» **TRECHO CITADO**
☆ ☆ ☆
SR. TAREFA e SR. MANDÃO

    

Estava conversando com um amigo outro dia desses e observando o que acontecia em sua empresa resolvi contar esta historinha do Sr. Tarefa e Sr. Mandão.

Sr. Tarefa trabalha em uma empresa com grande tradição em sua cidade, A empresa "Salve-se Quem Puder" até então nunca teve problemas, ou melhor, na opinião do Sr. Mandão, proprietário, não tinha problemas até os últimos 3 anos.

Fui conversar com o Sr. Mandão para entender o que estava acontecendo com sua empresa. Entrei numa sala, da secretária, que era do tamanho da sala de visitas e jantar, juntas, do meu apartamento e me apresentei. Ela me anuncia pelo interfone e pede que ficasse aguardando que ele já iria me atender. Sr. Mandão sai de sua sala e me cumprimenta. No mesmo instante, olha para o chão e diz à sua secretária — Da. Chiquinha, já não lhe falei que devemos juntar os clipe, isto custa dinheiro, nesta empresa só eu sei o quanto custa um clipe!

Entramos em sua sala, o dobro do da recepção. Sr. Mandão, antes que eu conseguisse me manifestar, começou a reclamar — Há anos repito a mesma coisa e estes funcionários não entendem. Só que é sempre isso, viro as costas e ninguém quer nada com nada, só me trazem problemas, nenhuma solução, parece até que ninguém tem cérebro!— Em seguida passou a me explicar que sua empresa tem todo aquele sucesso graças aos anos que trabalhou para construir a credibilidade de sua marca. Um outro motivo de seu sucesso dizia ele com orgulho — Nunca recorri a bancos! Se entro em dificuldades, espremo todas as despesas e o que der para empurrar com a barriga, empurro. Depois de uns 15 minutos conversando sobre suas histórias pedi para dar uma volta pela empresa e o Sr. Mandão prontamente pediu para chamar o Sr. Tarefa.

Adentra um homem alto e alvo, com um sorriso muito simpático na face. — Sr. Tarefa, leve o Dr. Dirceu ao departamento administrativo-financeiro, marketing , depósito e também à expedição.
☆ ☆ ☆
» **MATERIAL FORNECIDO**
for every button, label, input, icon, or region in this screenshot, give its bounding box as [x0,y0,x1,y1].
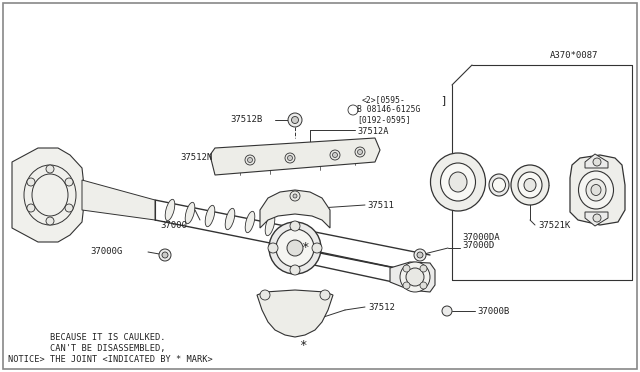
☆ ☆ ☆
» **INSTRUÇÕES E REQUISITOS**
Dê continuidade à história do Sr. Tarefa e do Sr. Mandão, começando logo após a última frase.

» **RESPOSTA**
Saímos dali e como havia dito o Sr. Mandão, o Sr. Tarefa me levou aos lugares na mesma ordem do patrão. Perguntei ao Sr. Tarefa — Há quanto tempo trabalha aqui? — E ele respondeu prontamente — Há 13 anos e dois meses, com muito orgulho sim senhor!

No depósito, uma movimentação muito grande, foi quando vi o encarregado se aproximar do Sr. Tarefa e dizer — A empilhadeira parou de funcionar! — Sr. Tarefa então pediu licença e foi ao interfone — Sr. Mandão a empilhadeira parou de funcionar o carregamento para os clientes vai atrasar. — Neste momento o Sr. Tarefa afasta o fone do ouvido e aguarda o chefe esbravejar.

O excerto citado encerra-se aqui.